*Problem description*. Write out the lines of the data starting at the line that contains "scatter-point: [300, 228, 302, 230]" and ending at the line that contains "scatter-point: [224, 254, 226, 256]", both included, reproducing each one without any change.

Dataset items
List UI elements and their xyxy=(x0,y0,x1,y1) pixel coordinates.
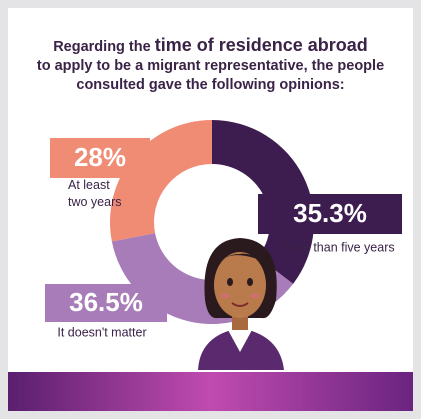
donut-slice xyxy=(212,120,315,284)
footer-band xyxy=(8,372,413,411)
title-emphasis: time of residence abroad xyxy=(154,35,368,55)
category-label: It doesn't matter xyxy=(57,325,146,339)
value-label: 28% xyxy=(74,142,126,172)
label-box xyxy=(45,284,167,322)
label-box xyxy=(258,194,402,234)
category-label: At least two years xyxy=(68,178,122,209)
title-rest: to apply to be a migrant representative,… xyxy=(36,58,385,93)
person-illustration xyxy=(198,238,284,370)
value-label: 36.5% xyxy=(69,287,143,317)
category-label: More than five years xyxy=(281,240,394,254)
donut-slice xyxy=(110,120,212,242)
value-label: 35.3% xyxy=(293,198,367,228)
title-lead: Regarding the xyxy=(53,39,151,55)
label-box xyxy=(50,138,150,178)
chart-title: Regarding the time of residence abroad to… xyxy=(12,36,409,95)
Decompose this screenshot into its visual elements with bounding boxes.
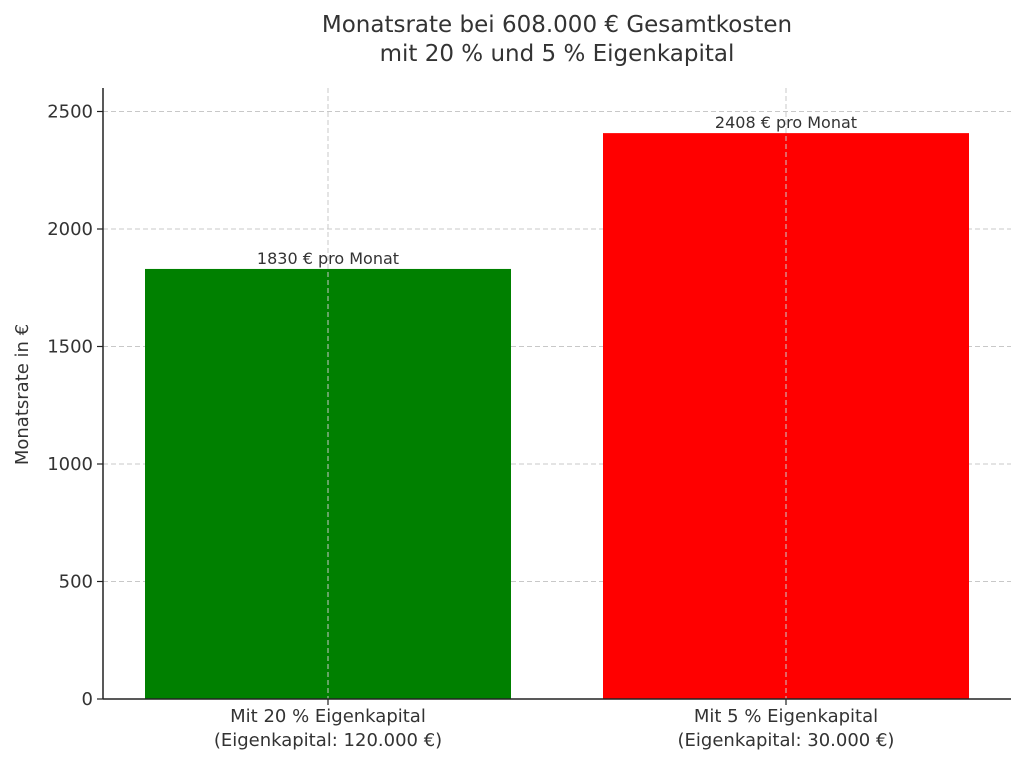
y-tick-label: 500 [59, 572, 93, 593]
y-axis-ticks: 0 500 1000 1500 2000 2500 [47, 102, 103, 710]
y-tick-label: 2000 [47, 219, 93, 240]
value-labels: 1830 € pro Monat 2408 € pro Monat [257, 113, 857, 268]
y-axis-label: Monatsrate in € [12, 324, 33, 465]
value-label-2: 2408 € pro Monat [715, 113, 857, 132]
chart-title-line-1: Monatsrate bei 608.000 € Gesamtkosten [322, 12, 792, 38]
chart-title: Monatsrate bei 608.000 € Gesamtkosten mit… [322, 12, 792, 67]
x-axis-ticks: Mit 20 % Eigenkapital (Eigenkapital: 120.… [214, 699, 895, 751]
vertical-grid [327, 88, 787, 699]
x-tick-label-2: Mit 5 % Eigenkapital (Eigenkapital: 30.00… [678, 706, 895, 751]
y-tick-label: 0 [82, 689, 93, 710]
value-label-1: 1830 € pro Monat [257, 249, 399, 268]
y-tick-label: 1500 [47, 337, 93, 358]
axes [102, 88, 1011, 700]
y-tick-label: 2500 [47, 102, 93, 123]
chart-title-line-2: mit 20 % und 5 % Eigenkapital [380, 41, 735, 67]
y-axis-title: Monatsrate in € [12, 324, 33, 465]
bars [145, 133, 969, 699]
y-tick-label: 1000 [47, 454, 93, 475]
x-tick-label-1: Mit 20 % Eigenkapital (Eigenkapital: 120.… [214, 706, 442, 751]
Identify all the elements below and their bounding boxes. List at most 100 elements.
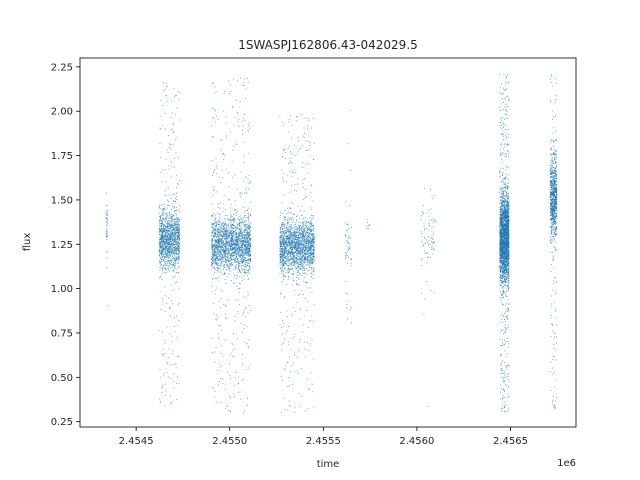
scatter-point: [300, 228, 302, 230]
scatter-point: [166, 204, 168, 206]
scatter-point: [174, 223, 176, 225]
scatter-point: [229, 237, 231, 239]
scatter-point: [234, 259, 236, 261]
scatter-point: [308, 229, 310, 231]
scatter-point: [233, 258, 234, 260]
scatter-point: [170, 378, 172, 379]
scatter-point: [309, 225, 311, 227]
scatter-point: [218, 231, 220, 233]
scatter-point: [214, 92, 216, 94]
scatter-point: [164, 112, 166, 114]
scatter-point: [310, 245, 312, 247]
scatter-point: [177, 253, 179, 255]
scatter-point: [279, 240, 281, 242]
scatter-point: [293, 246, 295, 248]
scatter-point: [225, 218, 227, 220]
scatter-point: [222, 240, 224, 242]
scatter-point: [106, 211, 108, 213]
scatter-point: [295, 244, 297, 245]
scatter-point: [242, 250, 244, 252]
scatter-point: [169, 263, 171, 265]
scatter-point: [106, 219, 108, 221]
scatter-point: [170, 299, 172, 301]
scatter-point: [234, 385, 235, 387]
scatter-point: [247, 237, 249, 239]
scatter-point: [175, 257, 177, 259]
scatter-point: [293, 273, 295, 274]
scatter-point: [295, 261, 297, 262]
scatter-point: [173, 224, 175, 226]
scatter-point: [311, 218, 313, 219]
scatter-point: [176, 229, 178, 231]
scatter-point: [166, 239, 168, 241]
scatter-point: [230, 263, 232, 265]
scatter-point: [171, 214, 173, 216]
scatter-point: [243, 234, 245, 236]
scatter-point: [298, 249, 300, 251]
scatter-point: [161, 229, 163, 231]
scatter-point: [244, 250, 246, 251]
scatter-point: [164, 373, 166, 375]
scatter-point: [290, 231, 292, 233]
scatter-point: [237, 226, 238, 228]
scatter-point: [224, 245, 226, 247]
scatter-point: [307, 117, 309, 119]
scatter-point: [244, 78, 246, 80]
scatter-point: [295, 259, 297, 261]
scatter-point: [105, 236, 107, 238]
scatter-point: [294, 333, 296, 335]
scatter-point: [177, 235, 179, 236]
scatter-point: [234, 248, 236, 250]
scatter-point: [245, 223, 247, 225]
scatter-point: [289, 191, 291, 193]
scatter-point: [237, 261, 239, 263]
scatter-point: [176, 337, 178, 339]
scatter-point: [296, 219, 297, 221]
scatter-point: [228, 80, 229, 82]
scatter-point: [216, 244, 218, 246]
scatter-point: [305, 223, 307, 225]
scatter-point: [224, 254, 226, 256]
scatter-point: [224, 244, 226, 246]
scatter-point: [305, 231, 307, 232]
scatter-point: [211, 263, 213, 265]
scatter-point: [161, 204, 163, 205]
scatter-point: [303, 237, 305, 239]
scatter-point: [244, 244, 246, 246]
scatter-point: [309, 243, 311, 245]
scatter-point: [246, 232, 248, 234]
scatter-point: [216, 246, 217, 248]
scatter-point: [305, 224, 307, 226]
scatter-point: [243, 243, 245, 244]
scatter-point: [234, 266, 236, 267]
scatter-point: [231, 280, 233, 281]
scatter-point: [231, 239, 233, 241]
scatter-point: [294, 244, 296, 246]
scatter-point: [229, 219, 231, 220]
scatter-point: [294, 406, 296, 408]
scatter-point: [244, 342, 246, 344]
scatter-point: [219, 234, 221, 236]
scatter-point: [167, 233, 169, 235]
scatter-point: [171, 261, 173, 263]
scatter-point: [224, 231, 226, 233]
scatter-point: [106, 257, 108, 259]
scatter-point: [178, 256, 180, 258]
scatter-point: [159, 233, 160, 235]
scatter-point: [305, 237, 307, 239]
scatter-point: [172, 247, 174, 249]
scatter-point: [217, 245, 219, 247]
scatter-point: [215, 262, 217, 264]
scatter-point: [292, 249, 294, 251]
scatter-point: [175, 367, 177, 369]
scatter-point: [212, 107, 214, 109]
scatter-point: [246, 275, 248, 277]
scatter-point: [227, 234, 229, 236]
scatter-point: [284, 296, 286, 298]
scatter-point: [221, 239, 222, 241]
scatter-point: [312, 241, 314, 243]
scatter-point: [168, 297, 170, 299]
scatter-point: [177, 246, 179, 248]
scatter-point: [224, 230, 226, 232]
scatter-point: [177, 91, 179, 93]
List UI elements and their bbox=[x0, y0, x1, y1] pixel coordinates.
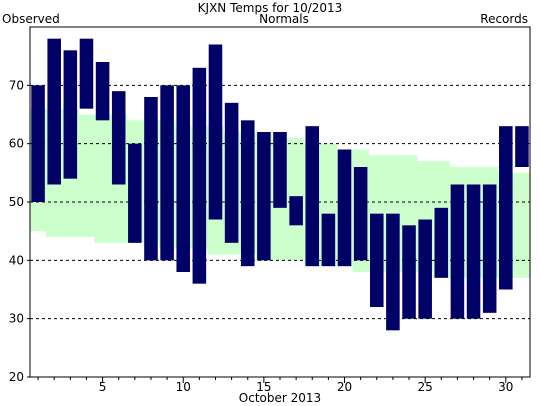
x-tick-label-25: 25 bbox=[418, 380, 433, 394]
observed-bar-day-29 bbox=[482, 184, 497, 313]
x-tick-label-20: 20 bbox=[337, 380, 352, 394]
observed-bar-day-1 bbox=[31, 85, 45, 202]
x-tick-label-5: 5 bbox=[99, 380, 107, 394]
observed-bar-day-9 bbox=[160, 85, 174, 261]
observed-bar-day-24 bbox=[402, 225, 416, 319]
normal-range-day-31 bbox=[513, 172, 531, 278]
observed-bars bbox=[31, 38, 529, 331]
normal-range-day-4 bbox=[78, 114, 95, 237]
y-tick-label-30: 30 bbox=[9, 312, 24, 326]
observed-bar-day-12 bbox=[208, 44, 223, 220]
observed-bar-day-17 bbox=[289, 196, 303, 226]
observed-bar-day-18 bbox=[305, 126, 320, 267]
observed-bar-day-16 bbox=[273, 132, 287, 208]
x-tick-label-10: 10 bbox=[176, 380, 191, 394]
x-axis: 5 10 15 20 25 30 bbox=[37, 377, 523, 394]
observed-bar-day-23 bbox=[386, 213, 400, 331]
y-tick-label-20: 20 bbox=[9, 370, 24, 384]
y-tick-label-70: 70 bbox=[9, 78, 24, 92]
x-axis-label: October 2013 bbox=[239, 391, 321, 405]
observed-bar-day-15 bbox=[257, 132, 271, 261]
observed-bar-day-13 bbox=[224, 102, 239, 243]
y-tick-label-60: 60 bbox=[9, 137, 24, 151]
legend-normals: Normals bbox=[259, 12, 309, 26]
observed-bar-day-20 bbox=[337, 149, 352, 267]
observed-bar-day-2 bbox=[47, 38, 61, 185]
observed-bar-day-11 bbox=[192, 67, 207, 284]
observed-bar-day-3 bbox=[63, 50, 78, 179]
observed-bar-day-31 bbox=[515, 126, 529, 167]
chart-title: KJXN Temps for 10/2013 bbox=[198, 1, 343, 15]
observed-bar-day-26 bbox=[434, 207, 449, 278]
y-axis: 20 30 40 50 60 70 bbox=[9, 78, 30, 384]
observed-bar-day-21 bbox=[353, 167, 368, 261]
observed-bar-day-10 bbox=[176, 85, 190, 272]
observed-bar-day-4 bbox=[79, 38, 94, 109]
x-tick-label-30: 30 bbox=[498, 380, 513, 394]
y-tick-label-50: 50 bbox=[9, 195, 24, 209]
y-tick-label-40: 40 bbox=[9, 253, 24, 267]
legend-records: Records bbox=[480, 12, 528, 26]
observed-bar-day-22 bbox=[370, 213, 384, 307]
observed-bar-day-5 bbox=[95, 62, 110, 121]
observed-bar-day-6 bbox=[111, 91, 126, 185]
observed-bar-day-19 bbox=[321, 213, 336, 267]
normal-range-day-5 bbox=[94, 114, 112, 243]
x-tick-label-15: 15 bbox=[256, 380, 271, 394]
observed-bar-day-7 bbox=[128, 143, 142, 243]
observed-bar-day-27 bbox=[450, 184, 465, 319]
observed-bar-day-14 bbox=[240, 120, 255, 267]
legend-observed: Observed bbox=[2, 12, 60, 26]
observed-bar-day-30 bbox=[499, 126, 513, 290]
observed-bar-day-25 bbox=[418, 219, 432, 319]
observed-bar-day-8 bbox=[144, 97, 158, 261]
observed-bar-day-28 bbox=[466, 184, 481, 319]
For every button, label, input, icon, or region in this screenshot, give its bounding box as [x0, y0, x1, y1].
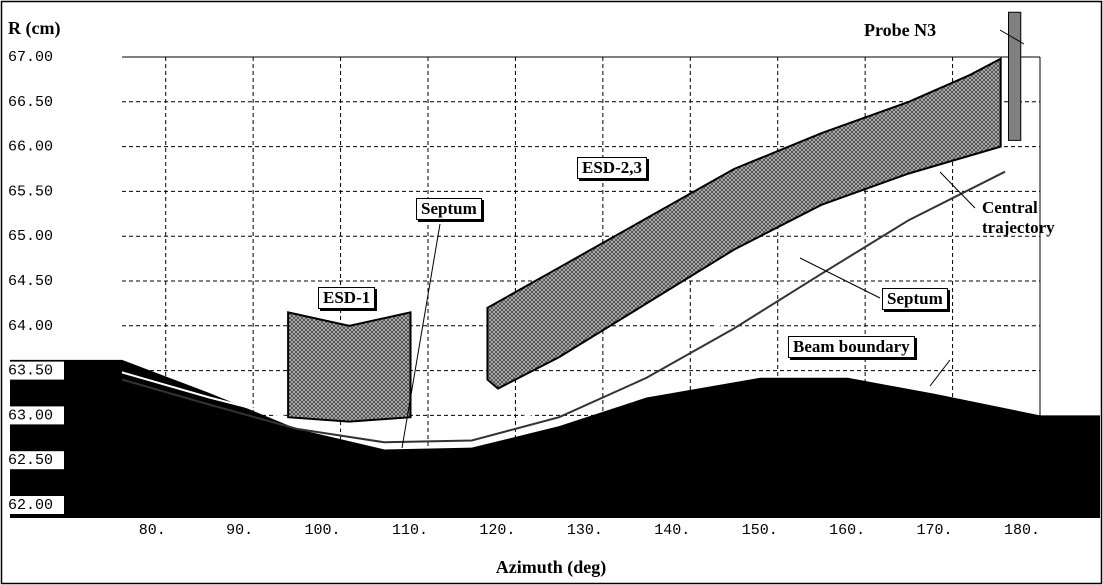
x-tick-label-box [471, 520, 520, 540]
leader-line [401, 223, 441, 449]
x-tick-label: 170. [917, 522, 953, 539]
x-tick-label-box [384, 520, 432, 540]
y-tick-label-box [6, 361, 64, 380]
x-tick-label-box [209, 520, 258, 540]
septum-label-2: Septum [882, 288, 948, 310]
y-tick-label-box [6, 137, 64, 156]
y-tick-label-box [6, 316, 64, 335]
x-tick-label-box [821, 520, 870, 540]
y-tick-label: 62.50 [8, 452, 53, 469]
x-axis-title: Azimuth (deg) [496, 557, 607, 578]
x-tick-label: 120. [479, 522, 515, 539]
x-tick-label: 100. [305, 522, 341, 539]
data-layer [10, 11, 1100, 518]
y-tick-label: 62.00 [8, 497, 53, 514]
region [287, 311, 412, 423]
x-tick-label: 90. [226, 522, 253, 539]
y-tick-label: 66.50 [8, 94, 53, 111]
y-tick-label: 65.50 [8, 183, 53, 200]
trajectory-line [121, 170, 1006, 444]
y-tick-label: 65.00 [8, 228, 53, 245]
beam-area [10, 359, 1100, 518]
y-tick-label: 67.00 [8, 49, 53, 66]
y-tick-label-box [6, 272, 64, 290]
y-tick-label-box [6, 182, 64, 201]
y-tick-label: 64.00 [8, 318, 53, 335]
y-tick-label-box [6, 406, 64, 425]
x-tick-label: 130. [567, 522, 603, 539]
x-tick-label-box [121, 520, 170, 540]
y-tick-label-box [6, 92, 64, 111]
y-tick-label-box [6, 496, 64, 514]
y-tick-label-box [6, 227, 64, 246]
x-tick-label: 80. [139, 522, 166, 539]
x-tick-label: 160. [829, 522, 865, 539]
region [486, 57, 1002, 390]
y-tick-label: 63.50 [8, 363, 53, 380]
leader-line [929, 359, 951, 387]
y-tick-label-box [6, 48, 64, 66]
tick-labels: 62.00 62.50 63.00 63.50 64.00 64.50 65.00 65.50… [6, 48, 1044, 540]
septum-label: Septum [416, 198, 482, 220]
x-tick-label-box [646, 520, 695, 540]
x-tick-label-box [296, 520, 345, 540]
y-tick-label: 66.00 [8, 139, 53, 156]
x-tick-label: 140. [654, 522, 690, 539]
leader-line [939, 171, 976, 209]
x-tick-label-box [558, 520, 607, 540]
y-axis-title: R (cm) [8, 18, 60, 39]
x-tick-label-box [996, 520, 1044, 540]
probe-label: Probe N3 [860, 20, 941, 40]
x-tick-label: 180. [1004, 522, 1040, 539]
y-tick-label: 64.50 [8, 273, 53, 290]
x-tick-label: 110. [392, 522, 428, 539]
x-tick-label-box [733, 520, 782, 540]
esd23-label: ESD-2,3 [577, 157, 647, 179]
leader-line [999, 29, 1025, 45]
beam-label: Beam boundary [788, 336, 915, 358]
x-tick-label: 150. [742, 522, 778, 539]
trajectory-line [121, 161, 1006, 437]
region [1008, 11, 1022, 141]
x-tick-label-box [908, 520, 957, 540]
leader-line [799, 257, 881, 299]
esd1-label: ESD-1 [318, 287, 376, 309]
y-tick-label-box [6, 451, 64, 470]
y-tick-label: 63.00 [8, 407, 53, 424]
trajectory-label: Central trajectory [982, 198, 1055, 237]
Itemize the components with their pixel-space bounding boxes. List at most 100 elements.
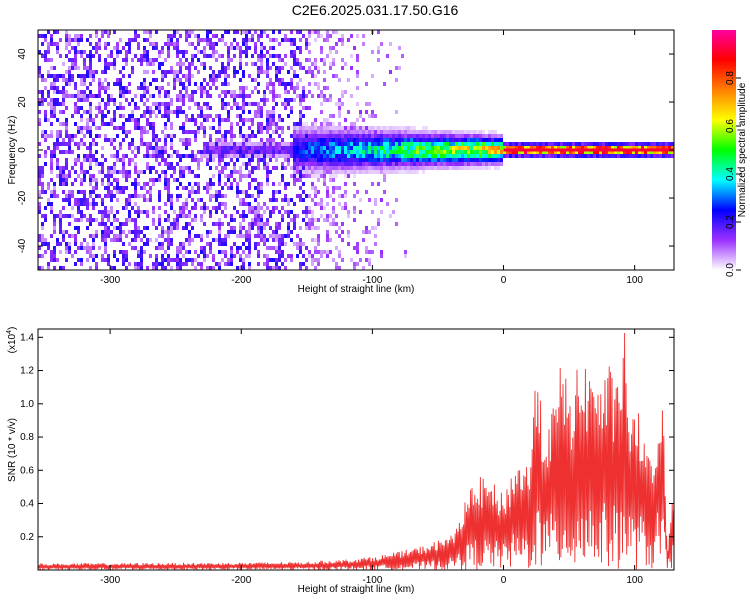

*The output*.
scatter-point: [300, 228, 302, 230]
scatter-point: [166, 204, 168, 206]
scatter-point: [174, 223, 176, 225]
scatter-point: [229, 237, 231, 239]
scatter-point: [234, 259, 236, 261]
scatter-point: [308, 229, 310, 231]
scatter-point: [233, 258, 234, 260]
scatter-point: [170, 378, 172, 379]
scatter-point: [309, 225, 311, 227]
scatter-point: [218, 231, 220, 233]
scatter-point: [214, 92, 216, 94]
scatter-point: [164, 112, 166, 114]
scatter-point: [310, 245, 312, 247]
scatter-point: [177, 253, 179, 255]
scatter-point: [279, 240, 281, 242]
scatter-point: [293, 246, 295, 248]
scatter-point: [225, 218, 227, 220]
scatter-point: [222, 240, 224, 242]
scatter-point: [106, 211, 108, 213]
scatter-point: [295, 244, 297, 245]
scatter-point: [242, 250, 244, 252]
scatter-point: [169, 263, 171, 265]
scatter-point: [106, 219, 108, 221]
scatter-point: [170, 299, 172, 301]
scatter-point: [234, 385, 235, 387]
scatter-point: [247, 237, 249, 239]
scatter-point: [175, 257, 177, 259]
scatter-point: [293, 273, 295, 274]
scatter-point: [295, 261, 297, 262]
scatter-point: [173, 224, 175, 226]
scatter-point: [311, 218, 313, 219]
scatter-point: [176, 229, 178, 231]
scatter-point: [166, 239, 168, 241]
scatter-point: [230, 263, 232, 265]
scatter-point: [171, 214, 173, 216]
scatter-point: [243, 234, 245, 236]
scatter-point: [298, 249, 300, 251]
scatter-point: [161, 229, 163, 231]
scatter-point: [244, 250, 246, 251]
scatter-point: [164, 373, 166, 375]
scatter-point: [290, 231, 292, 233]
scatter-point: [237, 226, 238, 228]
scatter-point: [224, 245, 226, 247]
scatter-point: [307, 117, 309, 119]
scatter-point: [244, 78, 246, 80]
scatter-point: [295, 259, 297, 261]
scatter-point: [105, 236, 107, 238]
scatter-point: [294, 333, 296, 335]
scatter-point: [177, 235, 179, 236]
scatter-point: [234, 248, 236, 250]
scatter-point: [245, 223, 247, 225]
scatter-point: [289, 191, 291, 193]
scatter-point: [237, 261, 239, 263]
scatter-point: [176, 337, 178, 339]
scatter-point: [296, 219, 297, 221]
scatter-point: [228, 80, 229, 82]
scatter-point: [216, 244, 218, 246]
scatter-point: [305, 223, 307, 225]
scatter-point: [224, 254, 226, 256]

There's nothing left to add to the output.